# Exercise
From the entries below, copy every line holding the word "grid".

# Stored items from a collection
= = =

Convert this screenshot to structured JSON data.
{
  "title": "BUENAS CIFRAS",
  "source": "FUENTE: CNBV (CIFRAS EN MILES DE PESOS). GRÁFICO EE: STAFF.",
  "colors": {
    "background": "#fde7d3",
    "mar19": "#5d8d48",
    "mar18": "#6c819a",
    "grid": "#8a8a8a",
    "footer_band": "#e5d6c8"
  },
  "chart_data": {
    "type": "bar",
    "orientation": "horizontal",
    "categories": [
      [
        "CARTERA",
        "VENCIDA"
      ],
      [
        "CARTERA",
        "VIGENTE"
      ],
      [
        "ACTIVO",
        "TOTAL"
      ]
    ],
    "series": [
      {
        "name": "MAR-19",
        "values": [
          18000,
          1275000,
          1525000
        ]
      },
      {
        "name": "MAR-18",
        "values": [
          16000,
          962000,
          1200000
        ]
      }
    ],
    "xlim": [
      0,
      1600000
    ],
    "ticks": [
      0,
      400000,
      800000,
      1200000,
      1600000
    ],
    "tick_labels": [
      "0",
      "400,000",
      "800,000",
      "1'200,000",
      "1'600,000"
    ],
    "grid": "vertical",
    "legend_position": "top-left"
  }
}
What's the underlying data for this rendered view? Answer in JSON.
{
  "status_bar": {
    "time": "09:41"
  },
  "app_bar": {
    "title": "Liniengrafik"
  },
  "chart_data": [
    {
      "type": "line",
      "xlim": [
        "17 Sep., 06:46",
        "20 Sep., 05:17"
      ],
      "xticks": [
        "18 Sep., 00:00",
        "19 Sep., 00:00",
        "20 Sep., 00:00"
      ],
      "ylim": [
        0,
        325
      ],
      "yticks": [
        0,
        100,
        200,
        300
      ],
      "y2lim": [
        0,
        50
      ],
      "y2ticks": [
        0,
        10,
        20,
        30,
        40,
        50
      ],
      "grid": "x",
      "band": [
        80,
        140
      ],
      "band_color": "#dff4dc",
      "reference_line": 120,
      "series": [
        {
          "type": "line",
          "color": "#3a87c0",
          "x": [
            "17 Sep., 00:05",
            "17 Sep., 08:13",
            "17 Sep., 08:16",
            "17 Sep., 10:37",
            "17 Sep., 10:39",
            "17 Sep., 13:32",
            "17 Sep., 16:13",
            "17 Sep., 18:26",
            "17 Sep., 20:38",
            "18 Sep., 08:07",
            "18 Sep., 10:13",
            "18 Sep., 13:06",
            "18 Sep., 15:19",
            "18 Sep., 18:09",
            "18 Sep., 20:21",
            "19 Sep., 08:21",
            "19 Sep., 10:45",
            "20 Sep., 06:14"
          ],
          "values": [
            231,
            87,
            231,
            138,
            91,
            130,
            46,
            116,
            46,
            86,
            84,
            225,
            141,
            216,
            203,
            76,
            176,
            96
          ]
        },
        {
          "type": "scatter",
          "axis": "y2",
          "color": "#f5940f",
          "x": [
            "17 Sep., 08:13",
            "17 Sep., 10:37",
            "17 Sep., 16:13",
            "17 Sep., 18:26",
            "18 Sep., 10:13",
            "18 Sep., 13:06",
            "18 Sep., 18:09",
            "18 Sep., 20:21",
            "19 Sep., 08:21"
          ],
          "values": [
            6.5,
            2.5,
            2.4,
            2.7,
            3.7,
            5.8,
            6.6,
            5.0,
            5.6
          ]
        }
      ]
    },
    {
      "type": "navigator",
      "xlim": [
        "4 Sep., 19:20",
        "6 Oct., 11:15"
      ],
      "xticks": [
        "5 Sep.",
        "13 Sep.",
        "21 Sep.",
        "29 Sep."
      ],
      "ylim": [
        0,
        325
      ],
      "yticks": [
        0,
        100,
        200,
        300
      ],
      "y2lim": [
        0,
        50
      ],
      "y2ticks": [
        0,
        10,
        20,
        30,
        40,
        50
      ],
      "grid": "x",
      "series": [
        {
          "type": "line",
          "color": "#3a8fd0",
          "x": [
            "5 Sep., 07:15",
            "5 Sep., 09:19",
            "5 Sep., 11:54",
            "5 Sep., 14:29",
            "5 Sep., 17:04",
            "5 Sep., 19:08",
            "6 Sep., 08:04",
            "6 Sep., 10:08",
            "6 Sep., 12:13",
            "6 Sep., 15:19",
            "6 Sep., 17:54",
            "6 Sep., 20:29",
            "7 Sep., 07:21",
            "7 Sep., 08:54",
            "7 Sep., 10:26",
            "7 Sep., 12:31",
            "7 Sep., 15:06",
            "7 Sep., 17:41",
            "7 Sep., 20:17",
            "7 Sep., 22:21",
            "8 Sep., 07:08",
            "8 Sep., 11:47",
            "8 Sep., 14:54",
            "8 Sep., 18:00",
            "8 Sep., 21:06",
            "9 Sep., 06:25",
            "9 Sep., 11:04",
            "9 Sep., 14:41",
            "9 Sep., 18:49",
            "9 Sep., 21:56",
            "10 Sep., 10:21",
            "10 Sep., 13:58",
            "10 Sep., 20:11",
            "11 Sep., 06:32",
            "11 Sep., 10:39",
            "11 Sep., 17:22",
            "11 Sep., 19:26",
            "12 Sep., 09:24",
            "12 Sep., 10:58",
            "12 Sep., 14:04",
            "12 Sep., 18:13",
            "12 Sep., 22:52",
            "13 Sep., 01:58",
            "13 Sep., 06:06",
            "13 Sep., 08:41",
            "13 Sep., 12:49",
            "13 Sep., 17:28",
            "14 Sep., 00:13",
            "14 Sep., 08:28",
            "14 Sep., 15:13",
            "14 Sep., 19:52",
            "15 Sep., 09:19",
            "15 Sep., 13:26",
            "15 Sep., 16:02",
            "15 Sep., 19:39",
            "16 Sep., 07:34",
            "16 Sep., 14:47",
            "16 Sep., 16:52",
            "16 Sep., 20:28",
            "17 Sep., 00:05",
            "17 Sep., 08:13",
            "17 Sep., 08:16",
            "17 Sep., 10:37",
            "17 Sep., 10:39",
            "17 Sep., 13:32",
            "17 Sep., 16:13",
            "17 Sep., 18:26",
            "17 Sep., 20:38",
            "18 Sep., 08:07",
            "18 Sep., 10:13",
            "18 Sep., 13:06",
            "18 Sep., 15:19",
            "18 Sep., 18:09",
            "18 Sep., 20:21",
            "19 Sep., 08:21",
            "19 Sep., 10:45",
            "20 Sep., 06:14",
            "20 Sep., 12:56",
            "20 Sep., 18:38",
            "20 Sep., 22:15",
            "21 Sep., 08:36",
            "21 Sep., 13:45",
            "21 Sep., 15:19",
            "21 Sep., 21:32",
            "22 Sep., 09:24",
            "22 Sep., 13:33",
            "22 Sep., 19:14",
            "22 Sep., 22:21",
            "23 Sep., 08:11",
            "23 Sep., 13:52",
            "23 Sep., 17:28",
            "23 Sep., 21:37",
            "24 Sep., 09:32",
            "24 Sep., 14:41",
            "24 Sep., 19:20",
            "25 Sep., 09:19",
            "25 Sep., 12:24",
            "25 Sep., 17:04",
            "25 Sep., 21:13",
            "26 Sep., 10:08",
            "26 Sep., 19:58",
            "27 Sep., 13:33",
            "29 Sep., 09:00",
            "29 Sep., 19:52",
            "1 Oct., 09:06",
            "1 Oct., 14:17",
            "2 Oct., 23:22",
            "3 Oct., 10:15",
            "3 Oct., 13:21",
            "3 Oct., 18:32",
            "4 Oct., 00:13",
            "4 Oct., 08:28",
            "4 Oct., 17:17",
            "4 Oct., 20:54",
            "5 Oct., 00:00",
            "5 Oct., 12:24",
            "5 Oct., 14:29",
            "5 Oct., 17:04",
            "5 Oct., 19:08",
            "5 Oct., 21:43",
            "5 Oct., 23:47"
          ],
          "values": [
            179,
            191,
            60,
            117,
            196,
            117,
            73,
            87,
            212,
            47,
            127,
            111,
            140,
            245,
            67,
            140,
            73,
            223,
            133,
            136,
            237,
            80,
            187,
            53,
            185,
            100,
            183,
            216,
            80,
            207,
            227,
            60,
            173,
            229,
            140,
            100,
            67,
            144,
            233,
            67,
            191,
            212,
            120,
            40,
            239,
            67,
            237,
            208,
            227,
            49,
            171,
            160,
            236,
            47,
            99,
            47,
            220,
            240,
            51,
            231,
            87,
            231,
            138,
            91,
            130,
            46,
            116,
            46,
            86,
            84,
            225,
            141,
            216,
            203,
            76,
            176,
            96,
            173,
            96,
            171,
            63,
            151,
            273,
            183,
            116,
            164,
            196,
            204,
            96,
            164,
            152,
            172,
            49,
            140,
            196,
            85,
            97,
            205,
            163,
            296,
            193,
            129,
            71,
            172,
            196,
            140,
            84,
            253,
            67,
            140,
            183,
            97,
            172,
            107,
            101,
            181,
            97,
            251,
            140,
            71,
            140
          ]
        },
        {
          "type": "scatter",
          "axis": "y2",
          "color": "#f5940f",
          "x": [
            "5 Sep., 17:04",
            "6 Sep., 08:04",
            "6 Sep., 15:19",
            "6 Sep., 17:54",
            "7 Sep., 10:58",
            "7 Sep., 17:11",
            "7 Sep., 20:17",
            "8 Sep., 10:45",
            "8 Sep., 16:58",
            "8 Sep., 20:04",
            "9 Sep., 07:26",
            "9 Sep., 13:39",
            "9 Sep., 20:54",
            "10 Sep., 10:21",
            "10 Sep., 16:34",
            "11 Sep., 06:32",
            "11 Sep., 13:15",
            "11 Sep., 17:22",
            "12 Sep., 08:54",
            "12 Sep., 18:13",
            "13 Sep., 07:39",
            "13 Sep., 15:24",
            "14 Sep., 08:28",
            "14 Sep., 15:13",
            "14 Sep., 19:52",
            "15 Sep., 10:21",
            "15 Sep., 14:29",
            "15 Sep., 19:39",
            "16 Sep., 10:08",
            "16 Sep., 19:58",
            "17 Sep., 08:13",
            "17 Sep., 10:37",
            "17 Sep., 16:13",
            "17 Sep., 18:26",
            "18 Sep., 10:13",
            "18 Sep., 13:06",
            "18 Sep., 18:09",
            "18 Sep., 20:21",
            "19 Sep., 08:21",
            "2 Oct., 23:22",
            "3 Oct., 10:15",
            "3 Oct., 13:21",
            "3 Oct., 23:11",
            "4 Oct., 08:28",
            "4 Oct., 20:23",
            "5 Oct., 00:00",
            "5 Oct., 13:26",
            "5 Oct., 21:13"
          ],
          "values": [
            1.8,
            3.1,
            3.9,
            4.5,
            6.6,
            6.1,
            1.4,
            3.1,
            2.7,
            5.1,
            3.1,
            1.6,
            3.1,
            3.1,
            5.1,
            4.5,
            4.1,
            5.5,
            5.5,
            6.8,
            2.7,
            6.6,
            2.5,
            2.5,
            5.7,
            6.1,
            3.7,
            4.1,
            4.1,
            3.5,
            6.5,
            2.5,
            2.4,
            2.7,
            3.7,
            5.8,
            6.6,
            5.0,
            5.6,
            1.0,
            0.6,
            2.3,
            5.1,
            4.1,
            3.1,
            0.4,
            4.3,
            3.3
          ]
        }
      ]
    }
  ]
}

= = =

# Written answer
    "grid": "#8a8a8a",
    "grid": "vertical",
      "grid": "x",
      "grid": "x",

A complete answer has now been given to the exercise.